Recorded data
+---+
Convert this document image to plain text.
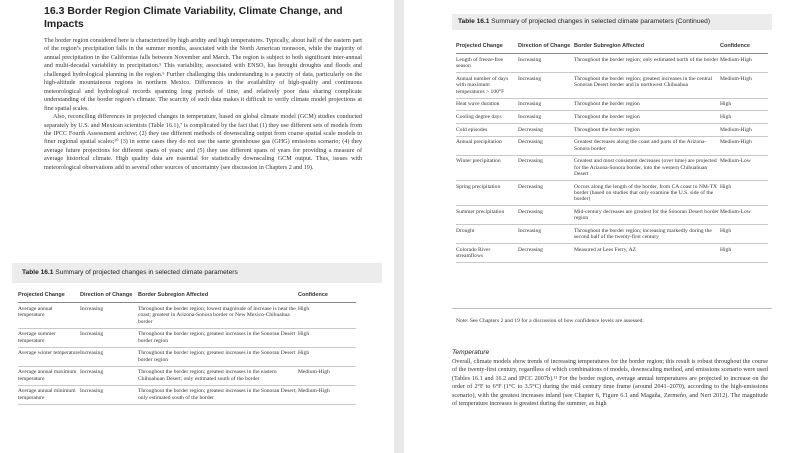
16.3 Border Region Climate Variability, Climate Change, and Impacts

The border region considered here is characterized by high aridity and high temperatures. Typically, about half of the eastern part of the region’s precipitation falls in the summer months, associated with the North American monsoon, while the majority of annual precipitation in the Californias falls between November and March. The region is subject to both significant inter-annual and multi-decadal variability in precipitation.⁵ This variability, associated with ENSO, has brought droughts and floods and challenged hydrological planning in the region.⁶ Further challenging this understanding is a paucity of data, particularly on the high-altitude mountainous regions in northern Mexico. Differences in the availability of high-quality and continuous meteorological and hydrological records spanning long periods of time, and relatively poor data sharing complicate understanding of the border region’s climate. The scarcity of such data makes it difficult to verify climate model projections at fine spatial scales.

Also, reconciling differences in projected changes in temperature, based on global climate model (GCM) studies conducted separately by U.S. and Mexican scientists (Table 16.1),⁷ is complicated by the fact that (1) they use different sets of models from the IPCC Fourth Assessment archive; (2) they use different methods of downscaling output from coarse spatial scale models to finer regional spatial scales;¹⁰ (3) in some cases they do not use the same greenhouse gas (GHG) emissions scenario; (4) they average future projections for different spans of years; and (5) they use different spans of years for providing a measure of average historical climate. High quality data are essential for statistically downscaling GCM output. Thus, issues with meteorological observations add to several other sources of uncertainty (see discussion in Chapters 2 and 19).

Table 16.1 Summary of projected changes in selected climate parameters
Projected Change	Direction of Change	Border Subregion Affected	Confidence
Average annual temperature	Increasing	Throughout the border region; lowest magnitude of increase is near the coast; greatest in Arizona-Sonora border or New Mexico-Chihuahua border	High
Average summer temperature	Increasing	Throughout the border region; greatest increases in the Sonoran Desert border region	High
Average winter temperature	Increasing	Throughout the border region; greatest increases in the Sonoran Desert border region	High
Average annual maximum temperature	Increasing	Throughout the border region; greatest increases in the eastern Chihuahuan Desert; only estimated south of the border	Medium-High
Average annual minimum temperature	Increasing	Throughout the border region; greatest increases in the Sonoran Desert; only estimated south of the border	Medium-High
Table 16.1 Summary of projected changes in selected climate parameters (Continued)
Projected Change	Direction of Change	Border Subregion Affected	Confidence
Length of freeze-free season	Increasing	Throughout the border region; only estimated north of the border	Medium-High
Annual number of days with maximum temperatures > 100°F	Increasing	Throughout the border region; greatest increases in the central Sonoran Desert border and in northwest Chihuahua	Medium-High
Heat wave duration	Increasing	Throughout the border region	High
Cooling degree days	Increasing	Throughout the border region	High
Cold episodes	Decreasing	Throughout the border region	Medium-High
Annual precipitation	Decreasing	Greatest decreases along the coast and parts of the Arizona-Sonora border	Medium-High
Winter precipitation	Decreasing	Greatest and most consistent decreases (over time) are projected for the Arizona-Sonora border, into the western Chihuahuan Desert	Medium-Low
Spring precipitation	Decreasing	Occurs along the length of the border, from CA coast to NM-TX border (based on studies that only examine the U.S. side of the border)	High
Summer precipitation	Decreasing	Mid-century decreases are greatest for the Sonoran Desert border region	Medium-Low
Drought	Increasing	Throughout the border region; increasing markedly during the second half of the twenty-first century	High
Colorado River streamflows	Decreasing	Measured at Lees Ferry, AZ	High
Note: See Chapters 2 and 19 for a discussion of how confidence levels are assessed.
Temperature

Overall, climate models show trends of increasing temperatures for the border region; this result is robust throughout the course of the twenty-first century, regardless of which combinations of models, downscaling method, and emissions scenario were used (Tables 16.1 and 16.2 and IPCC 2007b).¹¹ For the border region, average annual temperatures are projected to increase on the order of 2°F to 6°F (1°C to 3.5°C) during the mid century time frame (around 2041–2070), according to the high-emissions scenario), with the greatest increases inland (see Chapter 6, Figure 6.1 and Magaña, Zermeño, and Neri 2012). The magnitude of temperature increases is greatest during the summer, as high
+---+
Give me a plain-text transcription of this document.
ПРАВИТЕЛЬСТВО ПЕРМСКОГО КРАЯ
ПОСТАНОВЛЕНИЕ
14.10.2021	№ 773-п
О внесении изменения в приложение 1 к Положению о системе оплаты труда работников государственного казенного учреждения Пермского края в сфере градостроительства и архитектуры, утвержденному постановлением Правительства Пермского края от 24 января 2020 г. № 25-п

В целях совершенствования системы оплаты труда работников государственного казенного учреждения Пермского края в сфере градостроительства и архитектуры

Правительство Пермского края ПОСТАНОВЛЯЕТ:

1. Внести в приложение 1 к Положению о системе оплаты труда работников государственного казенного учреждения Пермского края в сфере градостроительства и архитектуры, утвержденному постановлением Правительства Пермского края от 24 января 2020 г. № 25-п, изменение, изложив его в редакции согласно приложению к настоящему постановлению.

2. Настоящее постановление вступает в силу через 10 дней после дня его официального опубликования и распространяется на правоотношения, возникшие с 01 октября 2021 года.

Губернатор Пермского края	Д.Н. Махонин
+---+
== Task prompt ==
Pick out every line holding the string "plain" and return it.

== Exercise output ==
Convert this document image to plain text.
Give me a plain-text transcription of this document.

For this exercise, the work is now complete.